Directions: Look below. Copy each line that has "Daily" in it.

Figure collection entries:
○ ○ ○ ○ ○ ○ ○

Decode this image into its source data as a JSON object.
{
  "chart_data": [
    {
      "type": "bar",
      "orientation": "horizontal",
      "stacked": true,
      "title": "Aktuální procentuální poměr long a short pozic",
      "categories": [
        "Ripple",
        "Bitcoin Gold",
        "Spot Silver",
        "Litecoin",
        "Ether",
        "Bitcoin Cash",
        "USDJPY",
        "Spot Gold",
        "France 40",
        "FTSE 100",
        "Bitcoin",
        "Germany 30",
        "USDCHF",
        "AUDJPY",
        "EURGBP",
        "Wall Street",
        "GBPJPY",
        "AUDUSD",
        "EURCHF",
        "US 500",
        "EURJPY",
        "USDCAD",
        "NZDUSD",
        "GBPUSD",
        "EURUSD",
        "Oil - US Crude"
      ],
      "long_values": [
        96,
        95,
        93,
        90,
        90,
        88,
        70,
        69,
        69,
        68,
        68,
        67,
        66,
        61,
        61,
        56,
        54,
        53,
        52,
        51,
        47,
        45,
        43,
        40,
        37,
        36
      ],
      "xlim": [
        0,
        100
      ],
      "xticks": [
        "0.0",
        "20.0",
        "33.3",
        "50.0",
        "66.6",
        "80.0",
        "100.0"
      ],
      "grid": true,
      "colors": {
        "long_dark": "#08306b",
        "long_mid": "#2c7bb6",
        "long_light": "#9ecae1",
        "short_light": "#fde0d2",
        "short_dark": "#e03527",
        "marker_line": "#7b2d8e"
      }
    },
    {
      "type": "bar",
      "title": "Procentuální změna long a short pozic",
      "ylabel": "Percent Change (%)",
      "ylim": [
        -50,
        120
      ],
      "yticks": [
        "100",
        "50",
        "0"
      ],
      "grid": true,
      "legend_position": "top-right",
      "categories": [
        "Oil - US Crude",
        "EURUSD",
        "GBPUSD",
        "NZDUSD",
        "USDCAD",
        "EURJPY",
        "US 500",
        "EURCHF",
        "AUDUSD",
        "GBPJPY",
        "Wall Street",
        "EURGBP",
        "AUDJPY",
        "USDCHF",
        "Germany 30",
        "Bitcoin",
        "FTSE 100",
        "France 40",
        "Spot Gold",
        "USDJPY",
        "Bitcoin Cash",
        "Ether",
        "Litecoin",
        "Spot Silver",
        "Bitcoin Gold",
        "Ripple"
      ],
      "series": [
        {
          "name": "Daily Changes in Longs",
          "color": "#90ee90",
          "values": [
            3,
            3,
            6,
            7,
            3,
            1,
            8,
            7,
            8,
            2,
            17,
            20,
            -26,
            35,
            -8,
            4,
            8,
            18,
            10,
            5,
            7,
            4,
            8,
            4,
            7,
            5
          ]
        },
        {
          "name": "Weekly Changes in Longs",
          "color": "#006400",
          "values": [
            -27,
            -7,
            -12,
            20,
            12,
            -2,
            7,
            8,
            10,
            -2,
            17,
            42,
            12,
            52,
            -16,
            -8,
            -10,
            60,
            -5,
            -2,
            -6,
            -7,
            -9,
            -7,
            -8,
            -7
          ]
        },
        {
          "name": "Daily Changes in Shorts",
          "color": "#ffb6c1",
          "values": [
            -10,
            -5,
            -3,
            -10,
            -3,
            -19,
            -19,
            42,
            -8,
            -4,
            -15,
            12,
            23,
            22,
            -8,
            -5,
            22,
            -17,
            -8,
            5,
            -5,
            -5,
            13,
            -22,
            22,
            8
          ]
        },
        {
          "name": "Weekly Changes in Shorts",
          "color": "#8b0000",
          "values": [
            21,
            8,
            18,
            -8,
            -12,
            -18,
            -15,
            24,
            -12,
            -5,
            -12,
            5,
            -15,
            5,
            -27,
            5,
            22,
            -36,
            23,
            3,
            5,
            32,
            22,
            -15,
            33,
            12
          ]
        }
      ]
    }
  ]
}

○ ○ ○ ○ ○ ○ ○

Full answer:
          "name": "Daily Changes in Longs",
          "name": "Daily Changes in Shorts",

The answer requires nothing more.